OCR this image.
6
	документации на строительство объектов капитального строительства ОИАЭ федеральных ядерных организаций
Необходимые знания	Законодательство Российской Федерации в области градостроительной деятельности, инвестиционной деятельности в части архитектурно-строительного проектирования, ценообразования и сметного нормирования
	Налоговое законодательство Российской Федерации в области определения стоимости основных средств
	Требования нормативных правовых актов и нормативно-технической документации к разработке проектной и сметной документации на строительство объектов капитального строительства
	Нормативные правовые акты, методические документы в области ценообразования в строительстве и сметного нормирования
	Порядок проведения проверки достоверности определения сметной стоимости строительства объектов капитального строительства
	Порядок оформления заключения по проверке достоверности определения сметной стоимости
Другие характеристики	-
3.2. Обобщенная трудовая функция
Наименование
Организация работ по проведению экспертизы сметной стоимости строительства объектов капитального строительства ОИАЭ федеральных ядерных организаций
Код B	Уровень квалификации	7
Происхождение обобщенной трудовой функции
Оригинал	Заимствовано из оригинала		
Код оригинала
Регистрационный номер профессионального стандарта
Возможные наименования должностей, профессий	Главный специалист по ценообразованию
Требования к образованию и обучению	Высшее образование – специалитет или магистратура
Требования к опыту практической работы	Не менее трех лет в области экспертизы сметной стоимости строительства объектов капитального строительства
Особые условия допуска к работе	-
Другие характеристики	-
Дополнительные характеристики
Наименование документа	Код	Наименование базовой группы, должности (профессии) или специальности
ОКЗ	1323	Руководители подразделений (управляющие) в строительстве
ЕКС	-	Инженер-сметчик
════════
* TASK DETAILS *
Give back the whole listing, word for word.

* RESULT *
OCR this image.
6
	документации на строительство объектов капитального строительства ОИАЭ федеральных ядерных организаций
Необходимые знания	Законодательство Российской Федерации в области градостроительной деятельности, инвестиционной деятельности в части архитектурно-строительного проектирования, ценообразования и сметного нормирования
	Налоговое законодательство Российской Федерации в области определения стоимости основных средств
	Требования нормативных правовых актов и нормативно-технической документации к разработке проектной и сметной документации на строительство объектов капитального строительства
	Нормативные правовые акты, методические документы в области ценообразования в строительстве и сметного нормирования
	Порядок проведения проверки достоверности определения сметной стоимости строительства объектов капитального строительства
	Порядок оформления заключения по проверке достоверности определения сметной стоимости
Другие характеристики	-
3.2. Обобщенная трудовая функция
Наименование
Организация работ по проведению экспертизы сметной стоимости строительства объектов капитального строительства ОИАЭ федеральных ядерных организаций
Код B	Уровень квалификации	7
Происхождение обобщенной трудовой функции
Оригинал	Заимствовано из оригинала		
Код оригинала
Регистрационный номер профессионального стандарта
Возможные наименования должностей, профессий	Главный специалист по ценообразованию
Требования к образованию и обучению	Высшее образование – специалитет или магистратура
Требования к опыту практической работы	Не менее трех лет в области экспертизы сметной стоимости строительства объектов капитального строительства
Особые условия допуска к работе	-
Другие характеристики	-
Дополнительные характеристики
Наименование документа	Код	Наименование базовой группы, должности (профессии) или специальности
ОКЗ	1323	Руководители подразделений (управляющие) в строительстве
ЕКС	-	Инженер-сметчик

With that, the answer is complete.